+++ RECORDS FOR THE TASK +++
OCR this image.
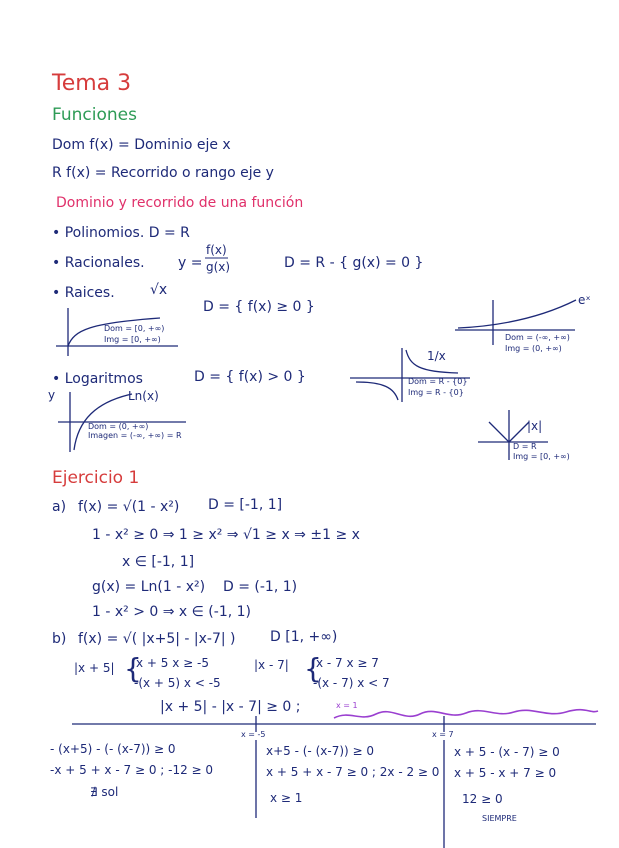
Tema 3
Funciones
Dom f(x) = Dominio eje x
R f(x) = Recorrido o rango eje y
Dominio y recorrido de una función
• Polinomios. D = R
• Racionales. y =
f(x)
g(x)	D = R - { g(x) = 0 }
• Raices.	√x
D = { f(x) ≥ 0 }
Dom = [0, +∞)
Img = [0, +∞)
eˣ
Dom = (-∞, +∞)
Img = (0, +∞)
1/x
Dom = R - {0}
Img = R - {0}
• Logaritmos	D = { f(x) > 0 }
y	Ln(x)
Dom = (0, +∞)
Imagen = (-∞, +∞) = R
|x|
D = R
Img = [0, +∞)
Ejercicio 1
a) f(x) = √(1 - x²) D = [-1, 1]
1 - x² ≥ 0 ⇒ 1 ≥ x² ⇒ √1 ≥ x ⇒ ±1 ≥ x
x ∈ [-1, 1]
g(x) = Ln(1 - x²) D = (-1, 1)
1 - x² > 0 ⇒ x ∈ (-1, 1)
b) f(x) = √( |x+5| - |x-7| ) D [1, +∞)
|x + 5| {
x + 5 x ≥ -5
-(x + 5) x < -5
|x - 7| {
x - 7 x ≥ 7
-(x - 7) x < 7
|x + 5| - |x - 7| ≥ 0 ;	x = 1
x = -5	x = 7
- (x+5) - (- (x-7)) ≥ 0
-x + 5 + x - 7 ≥ 0 ; -12 ≥ 0
∄ sol
x+5 - (- (x-7)) ≥ 0
x + 5 + x - 7 ≥ 0 ; 2x - 2 ≥ 0
x ≥ 1
x + 5 - (x - 7) ≥ 0
x + 5 - x + 7 ≥ 0
12 ≥ 0
SIEMPRE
+++
● WORK TO BE COMPLETED:
Return the number of lines that include the word "Dominio", and nothing else.

● SOLUTION:
2